* [Aufgabe]: Schreibe die Zeilen von der Zeile mit „x-tick-label: 2016* bbox=[273, 589, 316, 605]“ bis zur Zeile mit „bar bbox=[259, 259, 330, 574]“ wortgetreu ab, beide eingeschlossen.

* [Zu verarbeitende Daten]:
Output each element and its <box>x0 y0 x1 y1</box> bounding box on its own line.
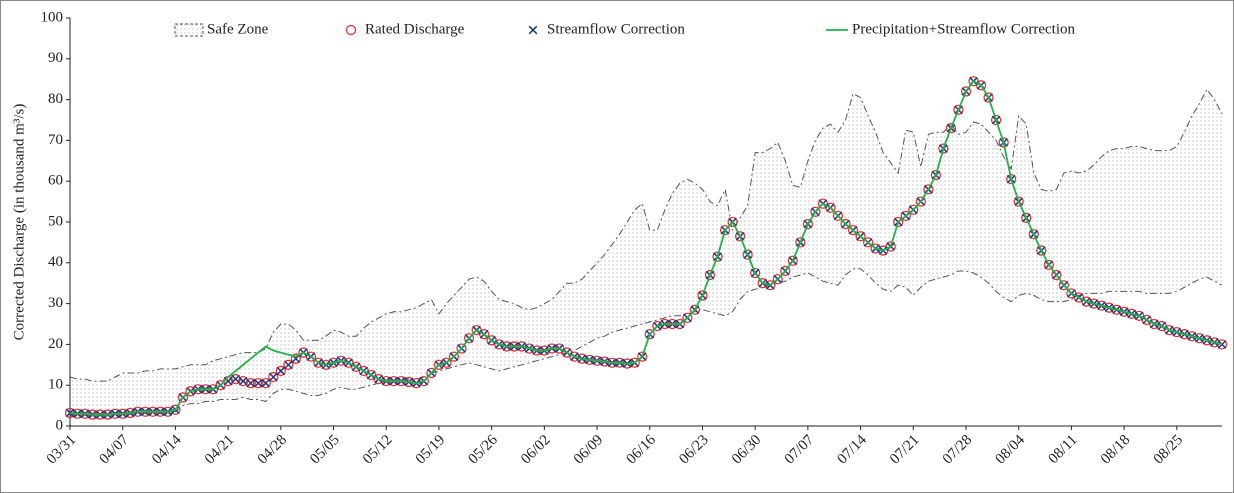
point <box>275 365 286 377</box>
y-axis-label: Corrected Discharge (in thousand m³/s) <box>11 104 27 341</box>
point <box>426 367 437 379</box>
y-tick-label: 20 <box>48 336 63 352</box>
point <box>253 378 263 388</box>
point <box>1013 196 1024 207</box>
point <box>644 329 655 340</box>
point <box>231 374 240 384</box>
point <box>840 218 851 230</box>
point <box>719 225 731 236</box>
point <box>953 104 964 115</box>
safe-zone-lower <box>70 268 1223 417</box>
point <box>260 378 271 389</box>
legend-label: Precipitation+Streamflow Correction <box>852 21 1075 37</box>
point <box>177 392 189 403</box>
point <box>780 265 791 277</box>
point <box>448 351 460 362</box>
point <box>1021 212 1032 224</box>
point <box>938 143 949 154</box>
point <box>268 371 279 383</box>
point <box>923 184 934 195</box>
point <box>908 204 919 215</box>
point <box>900 210 911 222</box>
legend-label: Rated Discharge <box>365 21 465 37</box>
point <box>246 378 256 388</box>
point <box>268 372 278 382</box>
point <box>847 225 859 236</box>
point <box>983 92 994 103</box>
point <box>637 351 648 362</box>
point <box>528 25 538 35</box>
y-tick-label: 40 <box>48 254 63 270</box>
point <box>945 123 957 134</box>
y-tick-label: 0 <box>56 417 64 433</box>
point <box>727 216 738 228</box>
point <box>742 249 753 260</box>
point <box>704 269 716 281</box>
point <box>261 378 271 388</box>
point <box>276 366 286 376</box>
point <box>463 333 475 344</box>
point <box>772 273 783 285</box>
point <box>697 290 708 301</box>
point <box>802 218 814 230</box>
point <box>795 237 806 248</box>
point <box>787 255 798 266</box>
point <box>915 196 926 207</box>
point <box>682 312 693 324</box>
y-tick-label: 100 <box>41 9 64 25</box>
point <box>893 216 904 228</box>
point <box>930 169 942 181</box>
point <box>253 378 264 389</box>
y-tick-label: 50 <box>48 213 63 229</box>
y-tick-label: 10 <box>48 377 63 393</box>
point <box>810 206 821 217</box>
legend-label: Streamflow Correction <box>547 21 685 37</box>
point <box>960 86 972 97</box>
y-tick-label: 90 <box>48 50 63 66</box>
point <box>855 231 866 242</box>
point <box>1043 259 1054 270</box>
point <box>750 267 761 279</box>
y-tick-label: 60 <box>48 173 63 189</box>
point <box>284 360 293 370</box>
point <box>990 114 1002 126</box>
y-tick-label: 30 <box>48 295 63 311</box>
point <box>832 210 844 222</box>
point <box>734 231 746 242</box>
legend-label: Safe Zone <box>207 21 269 37</box>
point <box>456 343 467 354</box>
point <box>712 251 723 262</box>
legend-swatch <box>174 23 204 37</box>
point <box>283 359 294 370</box>
point <box>1058 280 1070 291</box>
point <box>1051 269 1062 281</box>
point <box>1028 229 1039 240</box>
point <box>290 353 302 364</box>
series-line <box>69 80 1223 416</box>
y-tick-label: 70 <box>48 132 63 148</box>
point <box>1036 245 1047 256</box>
y-tick-label: 80 <box>48 91 63 107</box>
point <box>345 24 357 36</box>
point <box>862 237 874 248</box>
point <box>238 376 248 386</box>
point <box>689 304 701 315</box>
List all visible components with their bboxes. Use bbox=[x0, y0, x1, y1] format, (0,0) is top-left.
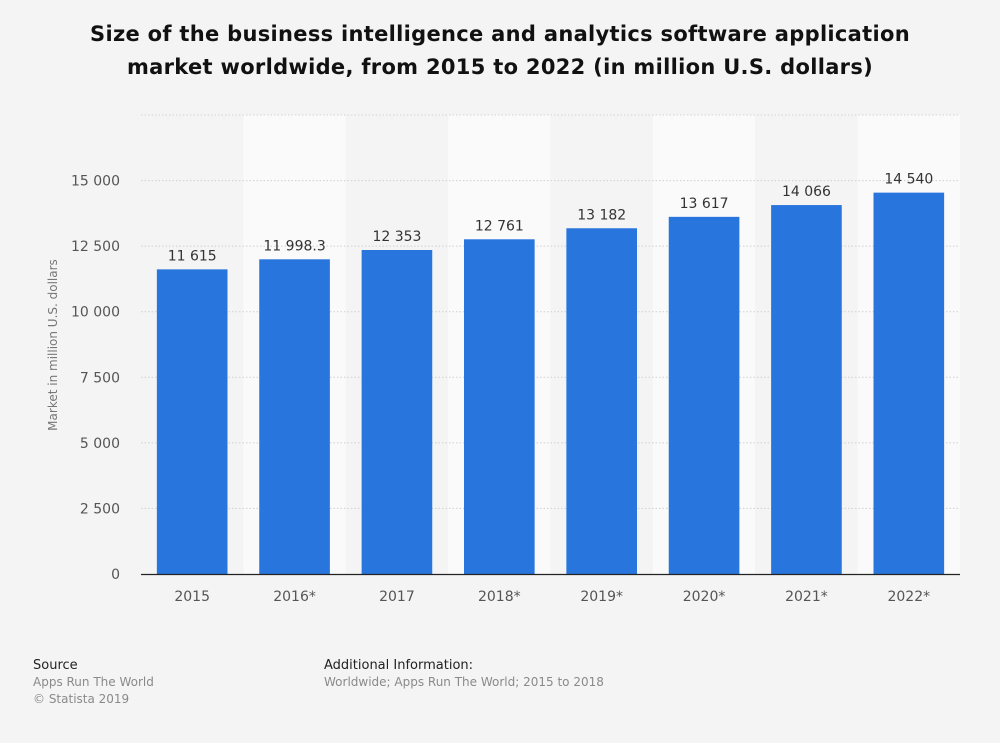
x-tick-label: 2016* bbox=[273, 589, 316, 605]
bar bbox=[873, 192, 945, 574]
y-tick-label: 2 500 bbox=[80, 501, 120, 517]
value-label: 11 998.3 bbox=[263, 238, 325, 254]
value-label: 11 615 bbox=[168, 248, 217, 264]
y-tick-label: 7 500 bbox=[80, 370, 120, 386]
value-label: 13 182 bbox=[577, 207, 626, 223]
bar bbox=[156, 269, 228, 574]
source-line-1: Apps Run The World bbox=[33, 675, 154, 689]
bar bbox=[771, 205, 842, 574]
bar bbox=[463, 239, 535, 575]
y-tick-label: 5 000 bbox=[80, 436, 120, 452]
chart-title: Size of the business intelligence and an… bbox=[40, 18, 960, 84]
x-tick-label: 2022* bbox=[887, 589, 930, 605]
x-tick-label: 2021* bbox=[785, 589, 828, 605]
value-labels: 11 615 11 998.3 12 353 12 761 13 182 13 617 14… bbox=[168, 172, 934, 265]
bar bbox=[259, 259, 330, 574]
source-line-2: © Statista 2019 bbox=[33, 692, 130, 706]
source-heading: Source bbox=[33, 658, 78, 673]
bars bbox=[156, 192, 945, 575]
additional-info-heading: Additional Information: bbox=[324, 658, 474, 673]
y-axis-ticks: 0 2 500 5 000 7 500 10 000 12 500 15 000 bbox=[71, 174, 120, 583]
footer-additional-info: Additional Information: Worldwide; Apps … bbox=[324, 657, 604, 691]
x-axis-ticks: 2015 2016* 2017 2018* 2019* 2020* 2021* 2022* bbox=[174, 589, 930, 605]
value-label: 14 066 bbox=[782, 184, 831, 200]
value-label: 14 540 bbox=[884, 172, 933, 188]
value-label: 12 761 bbox=[475, 218, 524, 234]
footer-source: Source Apps Run The World © Statista 201… bbox=[33, 657, 154, 708]
bar bbox=[668, 216, 740, 575]
y-tick-label: 0 bbox=[111, 567, 120, 583]
x-tick-label: 2019* bbox=[580, 589, 623, 605]
y-tick-label: 10 000 bbox=[71, 305, 120, 321]
x-tick-label: 2018* bbox=[478, 589, 521, 605]
value-label: 13 617 bbox=[680, 196, 729, 212]
y-tick-label: 12 500 bbox=[71, 239, 120, 255]
y-axis-label: Market in million U.S. dollars bbox=[46, 259, 60, 431]
x-tick-label: 2017 bbox=[379, 589, 415, 605]
x-tick-label: 2020* bbox=[683, 589, 726, 605]
additional-info-line: Worldwide; Apps Run The World; 2015 to 2… bbox=[324, 675, 604, 689]
bar bbox=[361, 249, 433, 574]
chart-title-line-2: market worldwide, from 2015 to 2022 (in … bbox=[126, 55, 874, 79]
value-label: 12 353 bbox=[372, 229, 421, 245]
x-tick-label: 2015 bbox=[174, 589, 210, 605]
bar bbox=[566, 228, 638, 574]
chart-title-line-1: Size of the business intelligence and an… bbox=[90, 22, 910, 46]
y-tick-label: 15 000 bbox=[71, 174, 120, 190]
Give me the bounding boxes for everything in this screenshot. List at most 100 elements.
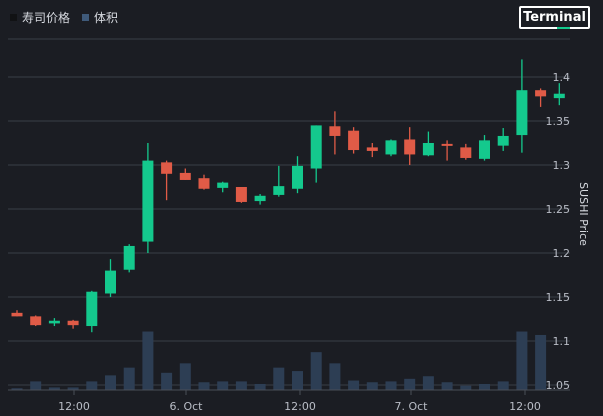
candle-body (198, 178, 210, 189)
volume-bar (441, 382, 453, 390)
candle (441, 140, 453, 161)
volume-bar (217, 381, 229, 390)
candle (460, 143, 472, 160)
y-tick-label: 1.3 (553, 159, 571, 172)
candle (48, 318, 60, 327)
candle (123, 244, 135, 273)
candle-body (217, 182, 229, 188)
volume-bar (142, 331, 154, 390)
volume-bar (86, 381, 98, 390)
candle-body (105, 270, 116, 294)
candle (254, 194, 266, 205)
volume-bar (292, 371, 303, 390)
candle (235, 187, 247, 203)
legend-price-label: 寿司价格 (22, 11, 71, 25)
volume-bar (404, 378, 416, 390)
candle (179, 168, 191, 180)
legend-volume-label: 体积 (94, 11, 119, 25)
volume-bar (235, 381, 247, 390)
candle (161, 160, 173, 201)
candle-body (292, 165, 303, 189)
volume-bar (123, 367, 135, 390)
candle-body (348, 130, 360, 151)
volume-bar (535, 334, 547, 390)
volume-bar (179, 363, 191, 390)
candle (11, 310, 23, 317)
candle-body (142, 160, 154, 242)
candle (553, 83, 565, 106)
y-tick-label: 1.15 (546, 291, 571, 304)
candle-body (179, 172, 191, 180)
candle-body (11, 312, 23, 317)
volume-bar (11, 388, 23, 390)
x-tick-label: 12:00 (509, 400, 541, 413)
x-tick-label: 12:00 (284, 400, 316, 413)
candle-body (460, 147, 472, 158)
candle-body (329, 126, 341, 136)
candle (292, 156, 303, 194)
candle-body (67, 320, 79, 326)
volume-bar (30, 381, 42, 390)
volume-bar (422, 376, 434, 390)
candle-body (273, 186, 285, 195)
y-axis-title: SUSHI Price (577, 182, 590, 246)
x-tick-label: 12:00 (58, 400, 90, 413)
candle (198, 174, 210, 190)
candle (385, 139, 397, 157)
candle (329, 111, 341, 155)
x-tick-label: 6. Oct (169, 400, 203, 413)
candle (348, 127, 360, 154)
candle-body (535, 90, 547, 97)
x-axis-ticks: 12:00 6. Oct 12:00 7. Oct 12:00 (58, 390, 541, 413)
candle (422, 131, 434, 157)
candle (479, 135, 490, 161)
y-axis-ticks: 1.4 1.35 1.3 1.25 1.2 1.15 1.1 1.05 (546, 71, 571, 392)
y-tick-label: 1.25 (546, 203, 571, 216)
legend-item-price[interactable]: 寿司价格 (10, 9, 70, 26)
candle-body (441, 143, 453, 146)
volume-series-swatch-icon (82, 14, 90, 21)
terminal-button-label: Terminal (523, 10, 586, 25)
volume-bar (198, 382, 210, 390)
candle-body (161, 162, 173, 174)
price-series-swatch-icon (10, 14, 17, 21)
terminal-accent-icon (557, 27, 570, 29)
candle (366, 143, 378, 158)
volume-bar (479, 383, 490, 390)
candle-body (366, 147, 378, 151)
candle-body (86, 291, 98, 327)
terminal-button[interactable]: Terminal (519, 6, 590, 29)
volume-bar (366, 382, 378, 390)
candle-body (497, 135, 509, 146)
candle (217, 181, 229, 193)
candle-body (48, 320, 60, 324)
grid-lines (8, 38, 570, 386)
y-tick-label: 1.1 (553, 335, 571, 348)
volume-bar (385, 381, 397, 390)
candle-body (30, 316, 42, 326)
volume-bar (329, 363, 341, 390)
candle-body (479, 140, 490, 159)
y-tick-label: 1.35 (546, 115, 571, 128)
volume-bar (161, 372, 173, 390)
candle (310, 125, 322, 183)
candle (67, 319, 79, 329)
candle (497, 128, 509, 151)
x-tick-label: 7. Oct (394, 400, 428, 413)
chart-legend: 寿司价格 体积 (10, 9, 118, 26)
candle-body (254, 195, 266, 202)
candle-body (422, 143, 434, 156)
volume-bar (105, 375, 116, 390)
volume-bar (48, 387, 60, 390)
candle (86, 290, 98, 333)
candle (273, 165, 285, 197)
volume-bar (497, 381, 509, 390)
candle (142, 143, 154, 253)
candle-body (385, 140, 397, 155)
candle-body (123, 245, 135, 270)
legend-item-volume[interactable]: 体积 (82, 9, 118, 26)
candle (535, 88, 547, 107)
volume-bars (11, 331, 547, 390)
volume-bar (516, 331, 528, 390)
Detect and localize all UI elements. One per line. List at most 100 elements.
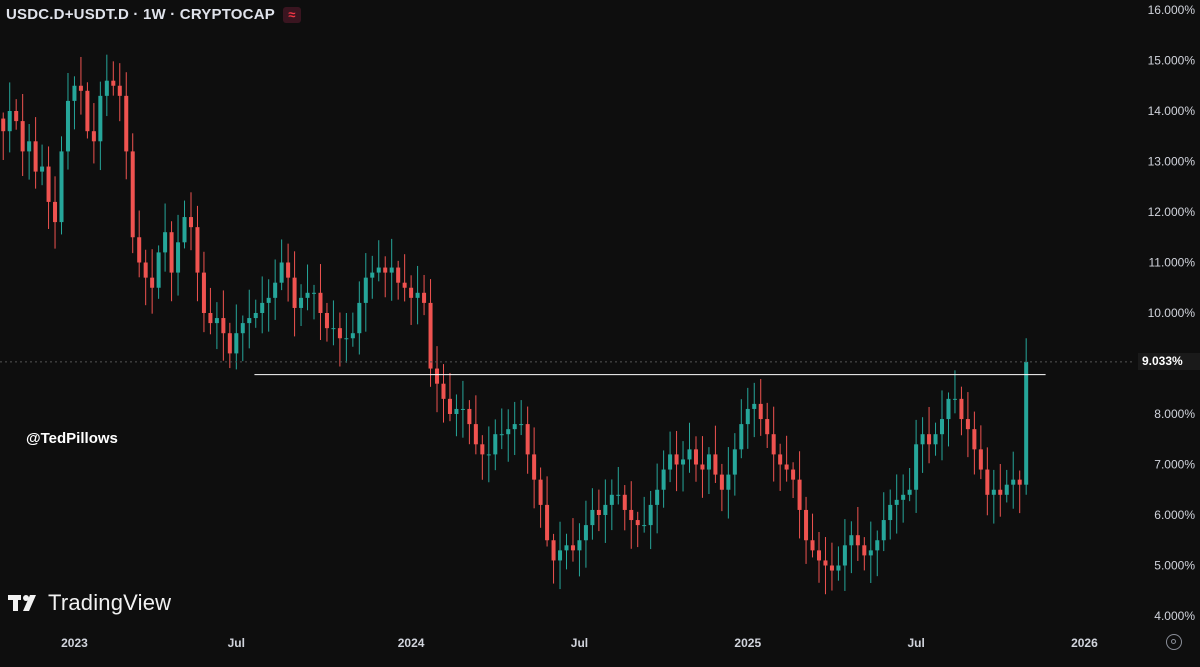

* [Ergebnis]:
x-tick-label: 2016* bbox=[273, 589, 316, 605]
bar bbox=[873, 192, 945, 574]
y-tick-label: 2 500 bbox=[80, 501, 120, 517]
value-label: 11 998.3 bbox=[263, 238, 325, 254]
value-label: 11 615 bbox=[168, 248, 217, 264]
y-tick-label: 7 500 bbox=[80, 370, 120, 386]
value-label: 13 182 bbox=[577, 207, 626, 223]
bar bbox=[156, 269, 228, 574]
source-line-1: Apps Run The World bbox=[33, 675, 154, 689]
bar bbox=[771, 205, 842, 574]
bar bbox=[463, 239, 535, 575]
y-tick-label: 5 000 bbox=[80, 436, 120, 452]
chart-title: Size of the business intelligence and an… bbox=[40, 18, 960, 84]
x-tick-label: 2022* bbox=[887, 589, 930, 605]
x-tick-label: 2021* bbox=[785, 589, 828, 605]
value-labels: 11 615 11 998.3 12 353 12 761 13 182 13 617 14… bbox=[168, 172, 934, 265]
bar bbox=[259, 259, 330, 574]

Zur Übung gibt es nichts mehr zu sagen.